## WHAT YOU SHOULD DO
Work through the entries below and report how many lines include "ТЕЛО". The number alone is the answer.

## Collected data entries
* Begin *
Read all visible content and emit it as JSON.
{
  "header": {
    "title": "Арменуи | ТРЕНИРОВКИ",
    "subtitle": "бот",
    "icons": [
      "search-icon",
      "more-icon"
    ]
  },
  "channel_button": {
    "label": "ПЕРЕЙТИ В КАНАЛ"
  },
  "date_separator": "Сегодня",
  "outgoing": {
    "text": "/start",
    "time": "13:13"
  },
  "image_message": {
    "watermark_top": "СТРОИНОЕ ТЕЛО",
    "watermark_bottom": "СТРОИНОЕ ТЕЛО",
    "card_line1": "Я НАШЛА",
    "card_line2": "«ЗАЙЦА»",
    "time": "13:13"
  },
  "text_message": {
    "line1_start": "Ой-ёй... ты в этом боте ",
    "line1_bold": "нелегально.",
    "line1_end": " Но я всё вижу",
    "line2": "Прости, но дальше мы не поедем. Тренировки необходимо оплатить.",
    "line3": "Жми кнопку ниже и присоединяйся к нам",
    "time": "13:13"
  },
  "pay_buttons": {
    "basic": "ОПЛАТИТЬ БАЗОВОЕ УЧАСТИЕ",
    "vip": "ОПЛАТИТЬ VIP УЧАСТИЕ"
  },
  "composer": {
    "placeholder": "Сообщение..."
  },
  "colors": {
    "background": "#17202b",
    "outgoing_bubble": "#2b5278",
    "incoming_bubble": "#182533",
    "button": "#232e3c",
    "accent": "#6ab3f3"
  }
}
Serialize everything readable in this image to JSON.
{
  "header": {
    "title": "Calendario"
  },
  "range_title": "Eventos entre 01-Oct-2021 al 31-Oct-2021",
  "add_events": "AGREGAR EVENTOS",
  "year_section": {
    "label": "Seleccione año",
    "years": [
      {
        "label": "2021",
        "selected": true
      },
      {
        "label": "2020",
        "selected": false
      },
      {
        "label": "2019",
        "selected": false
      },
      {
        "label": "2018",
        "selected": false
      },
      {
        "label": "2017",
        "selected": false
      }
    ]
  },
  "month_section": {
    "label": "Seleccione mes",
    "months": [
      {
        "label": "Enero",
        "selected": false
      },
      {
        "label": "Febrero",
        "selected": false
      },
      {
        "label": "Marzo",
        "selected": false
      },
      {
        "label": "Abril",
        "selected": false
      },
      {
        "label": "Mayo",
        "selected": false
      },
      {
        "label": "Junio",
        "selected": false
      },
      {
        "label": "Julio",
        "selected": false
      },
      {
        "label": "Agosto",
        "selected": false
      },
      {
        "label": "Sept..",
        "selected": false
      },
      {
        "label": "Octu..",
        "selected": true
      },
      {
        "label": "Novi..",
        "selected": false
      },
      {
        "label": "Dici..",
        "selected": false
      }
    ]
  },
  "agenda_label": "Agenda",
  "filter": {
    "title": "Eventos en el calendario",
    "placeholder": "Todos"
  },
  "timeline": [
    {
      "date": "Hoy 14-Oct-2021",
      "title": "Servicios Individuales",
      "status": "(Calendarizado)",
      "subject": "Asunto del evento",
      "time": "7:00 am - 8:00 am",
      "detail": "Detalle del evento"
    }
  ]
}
* End *
## OUTPUT OF THE EXERCISE
2